Task statement: Retype the entries word for word, from the first line through the line containing "933, 117, 954]".

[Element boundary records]
-=-=-
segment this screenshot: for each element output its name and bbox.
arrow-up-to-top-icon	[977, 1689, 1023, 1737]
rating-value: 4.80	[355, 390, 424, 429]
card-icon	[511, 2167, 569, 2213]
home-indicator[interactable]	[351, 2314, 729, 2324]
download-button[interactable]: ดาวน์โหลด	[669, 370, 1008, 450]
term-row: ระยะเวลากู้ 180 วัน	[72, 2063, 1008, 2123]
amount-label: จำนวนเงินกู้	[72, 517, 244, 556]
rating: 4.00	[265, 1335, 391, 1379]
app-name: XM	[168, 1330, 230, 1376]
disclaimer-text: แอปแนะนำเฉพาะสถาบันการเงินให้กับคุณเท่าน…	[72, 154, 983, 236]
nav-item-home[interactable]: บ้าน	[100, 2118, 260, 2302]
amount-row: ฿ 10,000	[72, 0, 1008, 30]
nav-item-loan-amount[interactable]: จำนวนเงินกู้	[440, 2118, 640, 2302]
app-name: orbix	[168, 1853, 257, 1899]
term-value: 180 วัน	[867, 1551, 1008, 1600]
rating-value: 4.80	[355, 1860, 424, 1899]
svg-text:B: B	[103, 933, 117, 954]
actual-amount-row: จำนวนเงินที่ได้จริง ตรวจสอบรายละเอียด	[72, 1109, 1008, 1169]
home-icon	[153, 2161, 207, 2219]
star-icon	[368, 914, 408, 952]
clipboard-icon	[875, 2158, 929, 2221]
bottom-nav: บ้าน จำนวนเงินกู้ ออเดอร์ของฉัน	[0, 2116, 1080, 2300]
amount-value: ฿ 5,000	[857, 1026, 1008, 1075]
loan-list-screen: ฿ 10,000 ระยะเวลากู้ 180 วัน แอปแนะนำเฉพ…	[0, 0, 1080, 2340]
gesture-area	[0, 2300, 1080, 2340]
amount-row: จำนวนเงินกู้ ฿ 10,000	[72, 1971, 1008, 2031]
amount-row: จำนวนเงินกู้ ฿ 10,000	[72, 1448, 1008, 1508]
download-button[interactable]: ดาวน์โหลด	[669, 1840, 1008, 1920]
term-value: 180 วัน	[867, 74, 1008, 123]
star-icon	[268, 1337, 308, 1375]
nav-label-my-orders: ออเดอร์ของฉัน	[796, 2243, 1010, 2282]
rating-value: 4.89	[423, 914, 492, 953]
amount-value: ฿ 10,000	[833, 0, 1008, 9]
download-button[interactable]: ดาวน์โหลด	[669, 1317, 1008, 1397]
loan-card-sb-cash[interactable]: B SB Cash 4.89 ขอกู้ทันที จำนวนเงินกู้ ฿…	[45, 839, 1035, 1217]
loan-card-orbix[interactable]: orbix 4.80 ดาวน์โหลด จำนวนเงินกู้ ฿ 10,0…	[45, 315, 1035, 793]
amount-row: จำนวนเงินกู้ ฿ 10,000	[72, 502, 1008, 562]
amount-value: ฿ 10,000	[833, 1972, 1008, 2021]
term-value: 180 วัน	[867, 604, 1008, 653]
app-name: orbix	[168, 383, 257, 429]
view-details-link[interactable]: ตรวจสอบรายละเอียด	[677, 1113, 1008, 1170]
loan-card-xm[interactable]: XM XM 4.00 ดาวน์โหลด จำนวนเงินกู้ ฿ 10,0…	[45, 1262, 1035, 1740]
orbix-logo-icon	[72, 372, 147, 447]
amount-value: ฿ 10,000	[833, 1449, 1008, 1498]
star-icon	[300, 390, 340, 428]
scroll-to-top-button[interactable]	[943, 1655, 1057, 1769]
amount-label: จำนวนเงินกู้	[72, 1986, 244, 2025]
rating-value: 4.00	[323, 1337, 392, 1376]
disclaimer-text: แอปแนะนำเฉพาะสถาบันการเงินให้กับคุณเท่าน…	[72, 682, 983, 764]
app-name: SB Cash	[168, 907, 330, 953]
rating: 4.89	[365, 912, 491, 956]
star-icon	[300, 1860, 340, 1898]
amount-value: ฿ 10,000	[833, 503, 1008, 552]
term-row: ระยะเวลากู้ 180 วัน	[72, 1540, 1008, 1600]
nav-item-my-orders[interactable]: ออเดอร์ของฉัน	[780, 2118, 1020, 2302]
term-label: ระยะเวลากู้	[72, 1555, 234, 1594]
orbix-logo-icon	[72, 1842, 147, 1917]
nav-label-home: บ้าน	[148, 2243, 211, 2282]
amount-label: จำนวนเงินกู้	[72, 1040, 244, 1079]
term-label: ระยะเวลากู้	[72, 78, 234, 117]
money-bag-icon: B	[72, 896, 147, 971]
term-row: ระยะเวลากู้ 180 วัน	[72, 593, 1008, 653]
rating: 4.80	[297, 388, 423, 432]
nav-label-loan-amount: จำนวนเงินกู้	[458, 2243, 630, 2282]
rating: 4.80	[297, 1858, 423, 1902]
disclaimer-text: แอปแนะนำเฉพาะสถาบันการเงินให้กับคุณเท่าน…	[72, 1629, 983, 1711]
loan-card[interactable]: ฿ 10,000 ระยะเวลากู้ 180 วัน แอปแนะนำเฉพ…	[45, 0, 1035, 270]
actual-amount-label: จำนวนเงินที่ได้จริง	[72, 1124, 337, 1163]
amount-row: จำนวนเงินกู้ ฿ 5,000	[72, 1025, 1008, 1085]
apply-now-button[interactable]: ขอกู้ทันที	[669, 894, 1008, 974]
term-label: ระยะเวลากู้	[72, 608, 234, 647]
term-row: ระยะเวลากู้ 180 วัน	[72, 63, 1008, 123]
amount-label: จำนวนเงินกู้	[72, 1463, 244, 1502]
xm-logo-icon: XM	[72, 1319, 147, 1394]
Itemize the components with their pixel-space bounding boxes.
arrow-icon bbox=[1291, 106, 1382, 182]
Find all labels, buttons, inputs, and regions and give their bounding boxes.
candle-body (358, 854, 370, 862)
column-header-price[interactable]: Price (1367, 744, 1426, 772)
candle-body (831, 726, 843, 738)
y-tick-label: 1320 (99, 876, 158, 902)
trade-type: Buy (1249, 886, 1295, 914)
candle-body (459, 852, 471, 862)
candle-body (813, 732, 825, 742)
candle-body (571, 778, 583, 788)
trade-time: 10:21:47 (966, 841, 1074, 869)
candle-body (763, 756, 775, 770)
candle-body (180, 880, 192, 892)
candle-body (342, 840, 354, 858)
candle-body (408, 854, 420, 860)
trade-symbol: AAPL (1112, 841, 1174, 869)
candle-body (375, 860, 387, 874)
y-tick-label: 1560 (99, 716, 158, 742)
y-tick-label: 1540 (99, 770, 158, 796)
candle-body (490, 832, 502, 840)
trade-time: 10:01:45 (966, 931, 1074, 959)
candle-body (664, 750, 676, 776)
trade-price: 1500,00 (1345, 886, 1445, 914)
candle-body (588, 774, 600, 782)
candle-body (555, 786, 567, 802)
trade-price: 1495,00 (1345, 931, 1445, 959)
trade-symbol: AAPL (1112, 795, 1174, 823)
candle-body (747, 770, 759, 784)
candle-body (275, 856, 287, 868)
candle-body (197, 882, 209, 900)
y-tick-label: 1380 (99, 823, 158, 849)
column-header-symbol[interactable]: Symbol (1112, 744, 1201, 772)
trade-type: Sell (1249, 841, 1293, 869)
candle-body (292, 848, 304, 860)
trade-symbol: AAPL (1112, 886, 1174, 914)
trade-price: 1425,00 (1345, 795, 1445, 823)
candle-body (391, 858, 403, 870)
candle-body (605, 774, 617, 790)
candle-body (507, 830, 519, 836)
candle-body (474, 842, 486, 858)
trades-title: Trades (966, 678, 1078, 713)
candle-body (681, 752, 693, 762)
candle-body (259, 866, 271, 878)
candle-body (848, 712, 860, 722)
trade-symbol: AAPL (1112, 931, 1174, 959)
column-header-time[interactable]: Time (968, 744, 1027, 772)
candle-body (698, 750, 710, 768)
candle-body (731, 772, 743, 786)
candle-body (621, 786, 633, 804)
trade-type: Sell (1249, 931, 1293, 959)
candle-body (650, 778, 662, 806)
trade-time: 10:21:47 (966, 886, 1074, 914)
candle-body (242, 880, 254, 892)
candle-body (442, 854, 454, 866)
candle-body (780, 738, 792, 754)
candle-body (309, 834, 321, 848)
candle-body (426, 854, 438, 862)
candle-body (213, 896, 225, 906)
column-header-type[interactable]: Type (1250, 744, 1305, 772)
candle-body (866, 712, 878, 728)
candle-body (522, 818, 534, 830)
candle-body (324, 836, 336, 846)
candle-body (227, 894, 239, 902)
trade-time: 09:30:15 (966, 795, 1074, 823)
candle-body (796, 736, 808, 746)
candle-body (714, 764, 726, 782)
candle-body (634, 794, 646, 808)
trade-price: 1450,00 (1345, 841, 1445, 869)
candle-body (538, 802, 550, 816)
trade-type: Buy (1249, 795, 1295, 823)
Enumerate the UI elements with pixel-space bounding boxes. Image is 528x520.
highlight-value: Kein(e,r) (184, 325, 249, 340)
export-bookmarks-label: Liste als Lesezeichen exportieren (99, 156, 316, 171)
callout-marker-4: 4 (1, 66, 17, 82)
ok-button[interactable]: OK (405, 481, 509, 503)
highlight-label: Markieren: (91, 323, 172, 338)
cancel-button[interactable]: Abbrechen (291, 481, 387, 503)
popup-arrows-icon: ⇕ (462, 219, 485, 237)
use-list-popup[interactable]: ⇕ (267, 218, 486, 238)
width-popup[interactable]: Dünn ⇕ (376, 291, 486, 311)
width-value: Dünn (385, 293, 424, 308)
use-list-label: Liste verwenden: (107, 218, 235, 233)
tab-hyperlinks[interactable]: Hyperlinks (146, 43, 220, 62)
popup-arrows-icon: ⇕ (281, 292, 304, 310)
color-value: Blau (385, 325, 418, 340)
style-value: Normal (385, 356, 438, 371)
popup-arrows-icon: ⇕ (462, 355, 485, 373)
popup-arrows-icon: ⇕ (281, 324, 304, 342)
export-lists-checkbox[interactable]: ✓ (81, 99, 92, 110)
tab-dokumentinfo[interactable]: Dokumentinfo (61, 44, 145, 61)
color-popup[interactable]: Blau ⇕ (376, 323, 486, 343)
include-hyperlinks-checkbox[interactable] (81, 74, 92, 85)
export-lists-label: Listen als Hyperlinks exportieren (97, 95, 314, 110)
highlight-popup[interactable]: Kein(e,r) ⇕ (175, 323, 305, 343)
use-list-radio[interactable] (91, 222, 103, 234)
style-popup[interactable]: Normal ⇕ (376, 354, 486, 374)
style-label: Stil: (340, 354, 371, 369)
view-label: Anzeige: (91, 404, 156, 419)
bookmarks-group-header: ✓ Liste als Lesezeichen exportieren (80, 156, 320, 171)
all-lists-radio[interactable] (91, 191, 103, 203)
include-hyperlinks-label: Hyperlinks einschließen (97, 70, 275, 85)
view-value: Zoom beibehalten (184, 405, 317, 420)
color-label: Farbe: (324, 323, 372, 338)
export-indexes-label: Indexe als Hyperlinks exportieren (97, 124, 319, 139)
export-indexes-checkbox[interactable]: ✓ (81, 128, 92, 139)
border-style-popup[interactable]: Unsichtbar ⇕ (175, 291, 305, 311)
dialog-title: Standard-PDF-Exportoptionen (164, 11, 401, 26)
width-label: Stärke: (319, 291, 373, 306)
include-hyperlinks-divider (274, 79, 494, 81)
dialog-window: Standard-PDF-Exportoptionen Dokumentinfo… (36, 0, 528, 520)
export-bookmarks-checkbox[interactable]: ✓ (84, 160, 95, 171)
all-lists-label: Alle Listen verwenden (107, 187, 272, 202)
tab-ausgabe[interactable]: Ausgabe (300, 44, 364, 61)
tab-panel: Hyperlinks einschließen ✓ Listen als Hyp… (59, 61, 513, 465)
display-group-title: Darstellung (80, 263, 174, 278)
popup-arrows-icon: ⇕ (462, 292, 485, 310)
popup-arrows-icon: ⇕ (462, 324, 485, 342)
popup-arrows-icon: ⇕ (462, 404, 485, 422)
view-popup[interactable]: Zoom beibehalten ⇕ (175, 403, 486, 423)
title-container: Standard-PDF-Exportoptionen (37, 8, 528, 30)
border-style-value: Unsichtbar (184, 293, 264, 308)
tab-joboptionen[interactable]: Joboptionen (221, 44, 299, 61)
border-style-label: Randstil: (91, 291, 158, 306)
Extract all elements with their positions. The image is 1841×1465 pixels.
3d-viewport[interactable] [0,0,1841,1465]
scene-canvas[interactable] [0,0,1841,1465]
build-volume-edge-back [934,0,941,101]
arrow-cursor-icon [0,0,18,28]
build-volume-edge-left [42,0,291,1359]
-=-=-
Solution for this task:
segment this screenshot: for each element output its name and bbox.
arrow-up-to-top-icon	[977, 1689, 1023, 1737]
rating-value: 4.80	[355, 390, 424, 429]
card-icon	[511, 2167, 569, 2213]
home-indicator[interactable]	[351, 2314, 729, 2324]
download-button[interactable]: ดาวน์โหลด	[669, 370, 1008, 450]
term-row: ระยะเวลากู้ 180 วัน	[72, 2063, 1008, 2123]
amount-label: จำนวนเงินกู้	[72, 517, 244, 556]
rating: 4.00	[265, 1335, 391, 1379]
app-name: XM	[168, 1330, 230, 1376]
disclaimer-text: แอปแนะนำเฉพาะสถาบันการเงินให้กับคุณเท่าน…	[72, 154, 983, 236]
nav-item-home[interactable]: บ้าน	[100, 2118, 260, 2302]
amount-row: ฿ 10,000	[72, 0, 1008, 30]
nav-item-loan-amount[interactable]: จำนวนเงินกู้	[440, 2118, 640, 2302]
app-name: orbix	[168, 1853, 257, 1899]
term-value: 180 วัน	[867, 1551, 1008, 1600]
rating-value: 4.80	[355, 1860, 424, 1899]
svg-text:B: B	[103, 933, 117, 954]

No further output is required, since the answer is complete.